AIM OF THE EXERCISE → Wherever the word "войне" appears in a line, copy that line.

==*==

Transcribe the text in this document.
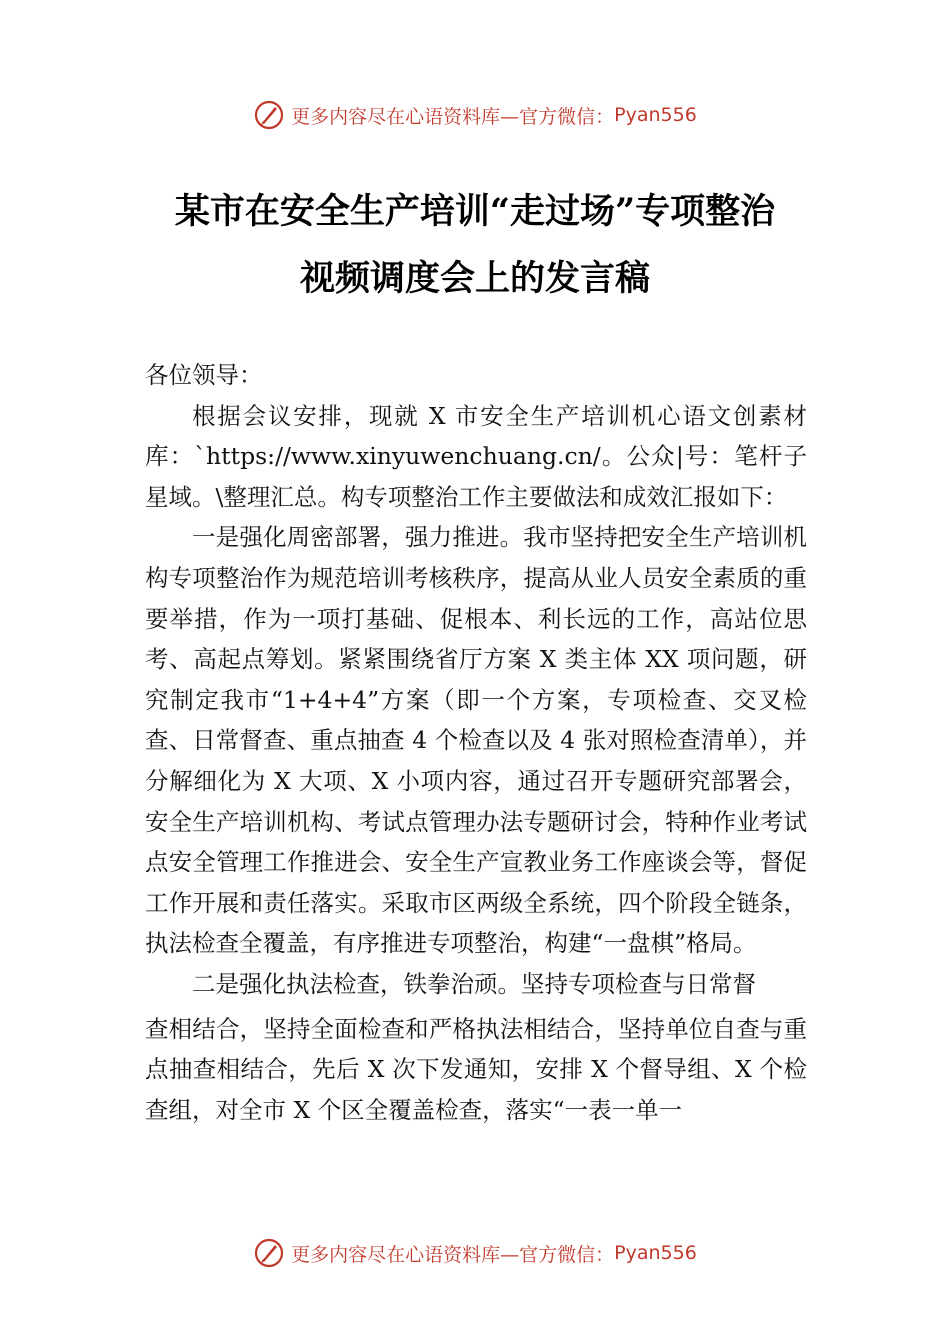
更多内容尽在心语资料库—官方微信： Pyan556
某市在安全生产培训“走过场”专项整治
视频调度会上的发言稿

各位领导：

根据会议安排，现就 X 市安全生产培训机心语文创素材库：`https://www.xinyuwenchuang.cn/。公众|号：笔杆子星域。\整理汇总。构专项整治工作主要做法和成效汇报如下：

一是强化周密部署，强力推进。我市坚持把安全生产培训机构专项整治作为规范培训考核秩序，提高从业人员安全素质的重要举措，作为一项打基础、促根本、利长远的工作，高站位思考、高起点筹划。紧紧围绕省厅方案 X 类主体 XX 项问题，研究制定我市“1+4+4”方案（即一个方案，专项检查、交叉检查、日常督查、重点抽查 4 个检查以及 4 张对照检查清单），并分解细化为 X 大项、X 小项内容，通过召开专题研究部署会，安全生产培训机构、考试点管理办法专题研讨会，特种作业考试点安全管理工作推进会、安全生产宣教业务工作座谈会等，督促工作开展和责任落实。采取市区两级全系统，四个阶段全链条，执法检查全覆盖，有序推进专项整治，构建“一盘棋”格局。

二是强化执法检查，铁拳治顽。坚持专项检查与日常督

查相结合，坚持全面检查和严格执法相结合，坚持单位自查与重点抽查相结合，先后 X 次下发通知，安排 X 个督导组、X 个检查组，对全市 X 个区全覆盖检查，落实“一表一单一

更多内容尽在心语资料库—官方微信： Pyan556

==*==

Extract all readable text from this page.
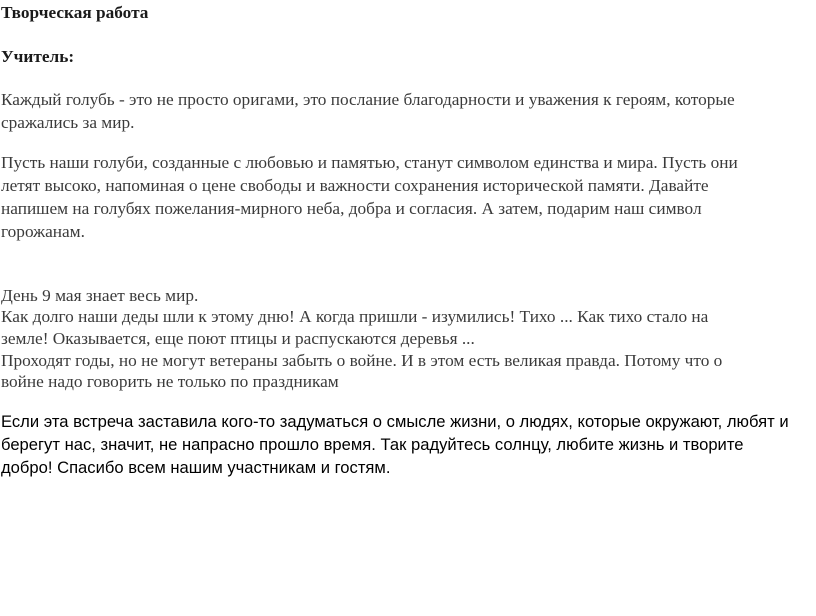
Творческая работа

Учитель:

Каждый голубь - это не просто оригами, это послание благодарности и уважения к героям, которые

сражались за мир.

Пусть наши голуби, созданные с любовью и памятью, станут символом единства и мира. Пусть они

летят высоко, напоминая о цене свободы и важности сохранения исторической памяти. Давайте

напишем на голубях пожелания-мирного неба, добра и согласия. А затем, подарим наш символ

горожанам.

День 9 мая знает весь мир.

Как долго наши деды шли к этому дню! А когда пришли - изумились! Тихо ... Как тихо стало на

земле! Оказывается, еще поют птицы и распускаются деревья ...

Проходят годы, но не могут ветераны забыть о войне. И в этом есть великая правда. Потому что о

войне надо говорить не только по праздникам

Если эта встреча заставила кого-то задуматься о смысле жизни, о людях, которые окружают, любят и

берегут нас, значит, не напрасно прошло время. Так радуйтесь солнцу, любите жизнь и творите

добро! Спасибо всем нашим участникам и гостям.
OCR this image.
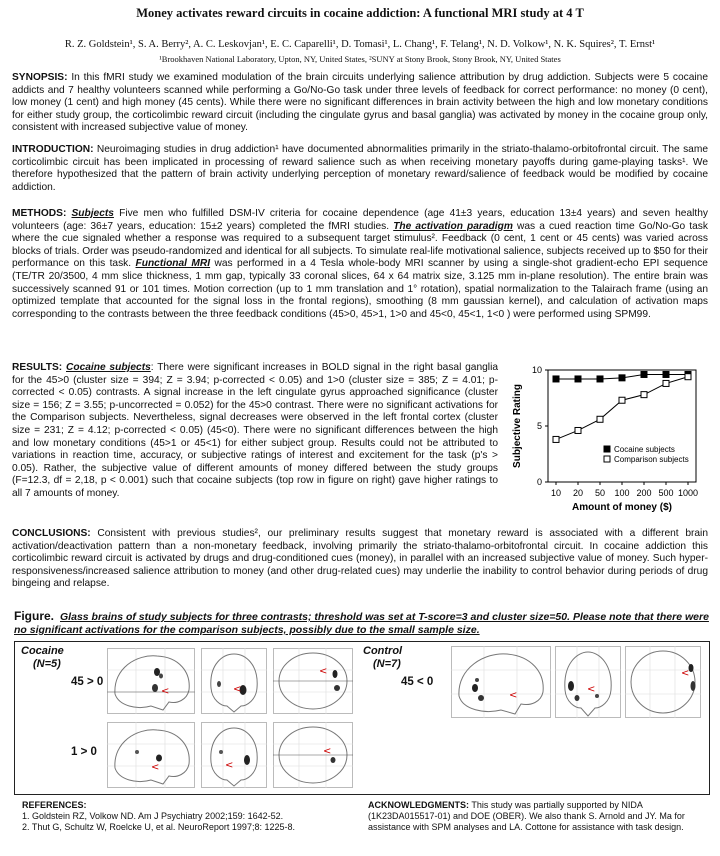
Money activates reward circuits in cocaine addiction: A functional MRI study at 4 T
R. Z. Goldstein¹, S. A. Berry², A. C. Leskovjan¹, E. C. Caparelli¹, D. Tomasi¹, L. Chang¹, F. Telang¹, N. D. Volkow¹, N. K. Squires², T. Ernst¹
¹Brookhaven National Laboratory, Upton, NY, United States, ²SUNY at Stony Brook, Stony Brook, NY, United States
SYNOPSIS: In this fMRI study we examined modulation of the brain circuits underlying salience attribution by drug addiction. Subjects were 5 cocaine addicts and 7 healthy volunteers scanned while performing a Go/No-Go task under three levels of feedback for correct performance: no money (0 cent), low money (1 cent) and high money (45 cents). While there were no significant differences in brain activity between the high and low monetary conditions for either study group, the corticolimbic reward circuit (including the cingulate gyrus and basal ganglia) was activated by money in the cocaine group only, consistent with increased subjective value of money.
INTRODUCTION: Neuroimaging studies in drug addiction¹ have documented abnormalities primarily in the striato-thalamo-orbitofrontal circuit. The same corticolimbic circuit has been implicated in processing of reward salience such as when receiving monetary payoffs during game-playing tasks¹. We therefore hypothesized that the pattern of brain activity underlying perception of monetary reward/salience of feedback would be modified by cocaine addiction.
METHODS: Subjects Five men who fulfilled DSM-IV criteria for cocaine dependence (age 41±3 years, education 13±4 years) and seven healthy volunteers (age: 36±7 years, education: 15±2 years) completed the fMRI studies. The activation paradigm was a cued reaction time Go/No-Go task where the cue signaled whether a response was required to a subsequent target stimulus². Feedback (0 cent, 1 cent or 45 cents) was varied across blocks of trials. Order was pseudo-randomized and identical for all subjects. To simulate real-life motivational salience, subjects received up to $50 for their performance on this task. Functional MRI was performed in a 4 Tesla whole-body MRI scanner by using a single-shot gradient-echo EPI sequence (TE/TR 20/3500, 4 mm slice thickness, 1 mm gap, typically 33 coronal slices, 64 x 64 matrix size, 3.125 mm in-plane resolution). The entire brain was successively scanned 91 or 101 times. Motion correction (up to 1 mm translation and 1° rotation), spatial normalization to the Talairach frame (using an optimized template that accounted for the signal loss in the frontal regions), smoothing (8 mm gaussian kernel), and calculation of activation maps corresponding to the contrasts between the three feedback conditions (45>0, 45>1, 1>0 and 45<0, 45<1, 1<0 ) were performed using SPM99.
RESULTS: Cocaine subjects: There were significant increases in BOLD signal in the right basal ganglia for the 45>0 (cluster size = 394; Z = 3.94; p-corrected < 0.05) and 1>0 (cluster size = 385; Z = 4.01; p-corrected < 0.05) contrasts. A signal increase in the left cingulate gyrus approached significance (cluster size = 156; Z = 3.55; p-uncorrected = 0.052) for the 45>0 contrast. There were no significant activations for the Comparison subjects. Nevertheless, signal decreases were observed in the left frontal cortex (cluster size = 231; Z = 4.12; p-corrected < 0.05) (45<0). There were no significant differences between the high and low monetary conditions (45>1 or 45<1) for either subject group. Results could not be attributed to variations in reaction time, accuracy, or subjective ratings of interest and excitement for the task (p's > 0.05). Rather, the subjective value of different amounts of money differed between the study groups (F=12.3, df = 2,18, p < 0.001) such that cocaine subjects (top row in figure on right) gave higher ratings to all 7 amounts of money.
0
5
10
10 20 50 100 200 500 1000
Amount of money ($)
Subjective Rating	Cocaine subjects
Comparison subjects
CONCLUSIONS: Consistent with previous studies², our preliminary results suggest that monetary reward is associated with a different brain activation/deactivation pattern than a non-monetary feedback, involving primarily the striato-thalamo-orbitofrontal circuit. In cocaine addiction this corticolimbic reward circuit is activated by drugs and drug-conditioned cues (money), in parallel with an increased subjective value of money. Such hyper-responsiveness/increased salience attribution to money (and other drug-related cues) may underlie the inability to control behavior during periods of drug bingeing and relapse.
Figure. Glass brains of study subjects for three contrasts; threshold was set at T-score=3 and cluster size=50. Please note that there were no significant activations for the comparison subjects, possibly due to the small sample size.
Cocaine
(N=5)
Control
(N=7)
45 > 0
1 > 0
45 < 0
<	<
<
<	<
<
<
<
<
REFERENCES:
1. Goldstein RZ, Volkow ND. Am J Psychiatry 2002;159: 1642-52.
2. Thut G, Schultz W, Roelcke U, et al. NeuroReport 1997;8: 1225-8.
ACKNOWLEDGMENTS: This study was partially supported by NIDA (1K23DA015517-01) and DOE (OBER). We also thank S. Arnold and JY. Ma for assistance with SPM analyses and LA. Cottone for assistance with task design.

==*==

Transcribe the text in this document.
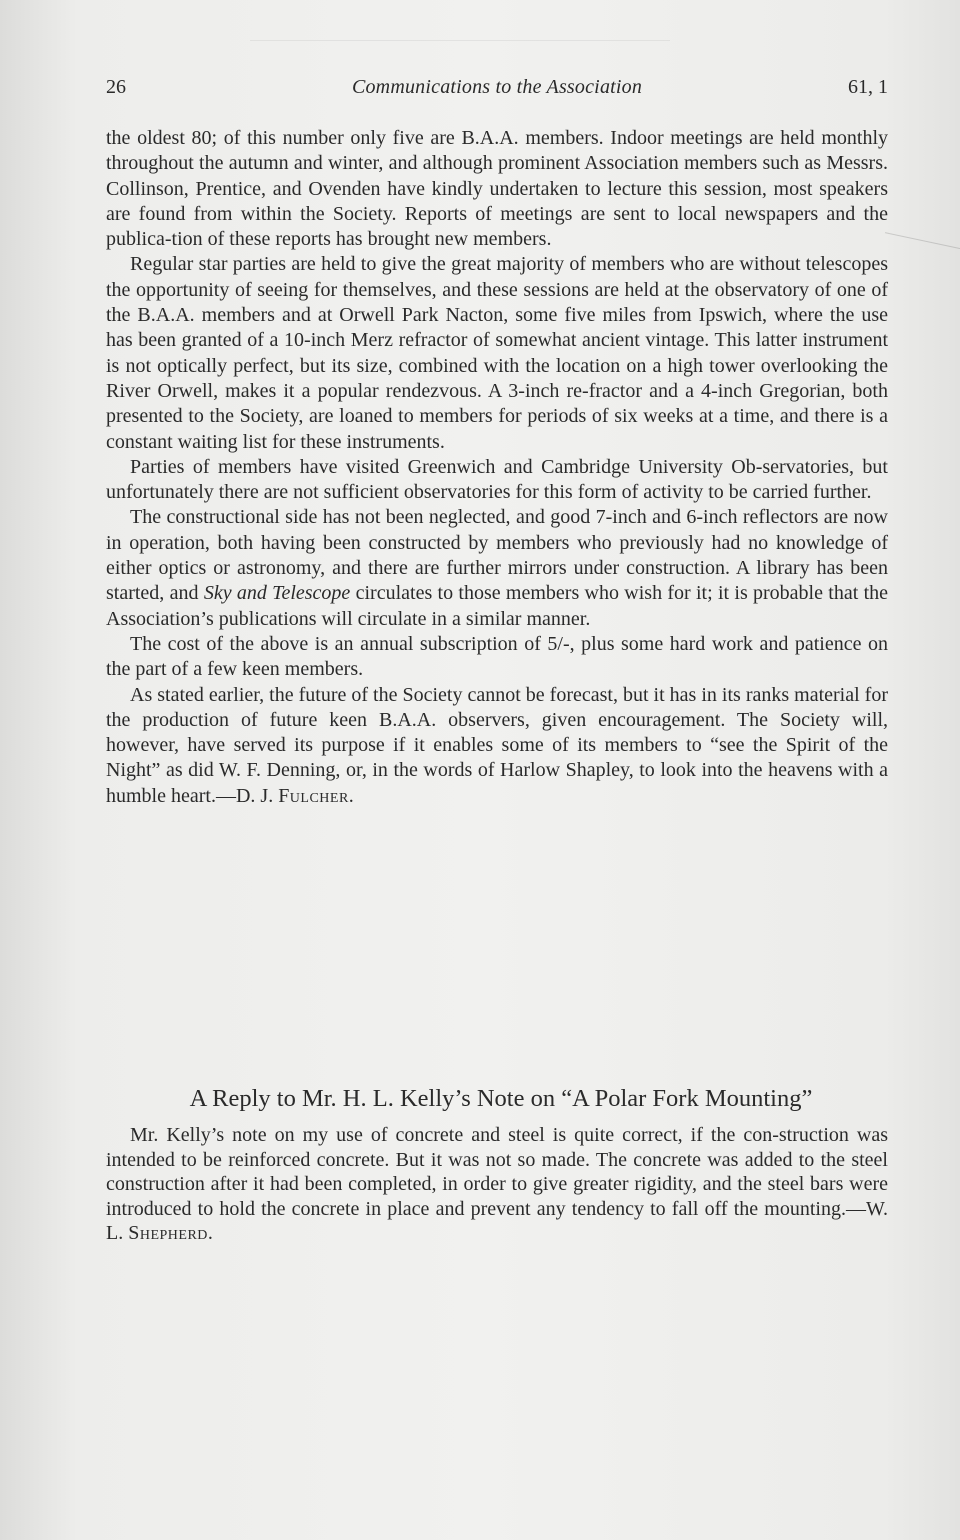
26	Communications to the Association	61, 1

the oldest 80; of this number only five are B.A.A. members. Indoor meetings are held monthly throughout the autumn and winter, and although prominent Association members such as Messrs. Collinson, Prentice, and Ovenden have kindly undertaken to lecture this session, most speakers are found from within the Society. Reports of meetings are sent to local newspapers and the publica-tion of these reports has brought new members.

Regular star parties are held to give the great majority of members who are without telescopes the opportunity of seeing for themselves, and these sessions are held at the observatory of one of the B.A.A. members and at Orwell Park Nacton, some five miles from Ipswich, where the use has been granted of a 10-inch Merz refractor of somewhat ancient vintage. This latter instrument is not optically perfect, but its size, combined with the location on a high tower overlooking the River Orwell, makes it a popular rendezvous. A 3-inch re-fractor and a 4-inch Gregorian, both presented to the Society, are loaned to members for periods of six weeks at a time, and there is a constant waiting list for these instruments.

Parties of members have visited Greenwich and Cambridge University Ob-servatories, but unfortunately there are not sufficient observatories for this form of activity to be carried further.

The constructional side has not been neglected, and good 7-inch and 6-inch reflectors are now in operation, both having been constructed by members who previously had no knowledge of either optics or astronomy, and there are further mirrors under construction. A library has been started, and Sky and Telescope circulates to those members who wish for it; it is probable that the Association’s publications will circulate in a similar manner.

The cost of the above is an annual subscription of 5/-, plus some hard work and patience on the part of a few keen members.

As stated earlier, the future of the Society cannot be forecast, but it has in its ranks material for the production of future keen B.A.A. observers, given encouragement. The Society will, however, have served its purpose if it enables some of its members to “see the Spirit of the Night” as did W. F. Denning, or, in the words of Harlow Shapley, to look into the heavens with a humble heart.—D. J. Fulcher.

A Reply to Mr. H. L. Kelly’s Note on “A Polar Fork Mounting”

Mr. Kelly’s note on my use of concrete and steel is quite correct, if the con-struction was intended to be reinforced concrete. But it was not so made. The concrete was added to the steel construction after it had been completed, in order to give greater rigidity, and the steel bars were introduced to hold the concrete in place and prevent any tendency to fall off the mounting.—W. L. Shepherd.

==*==

RESPONSE →
Проходят годы, но не могут ветераны забыть о войне. И в этом есть великая правда. Потому что о
войне надо говорить не только по праздникам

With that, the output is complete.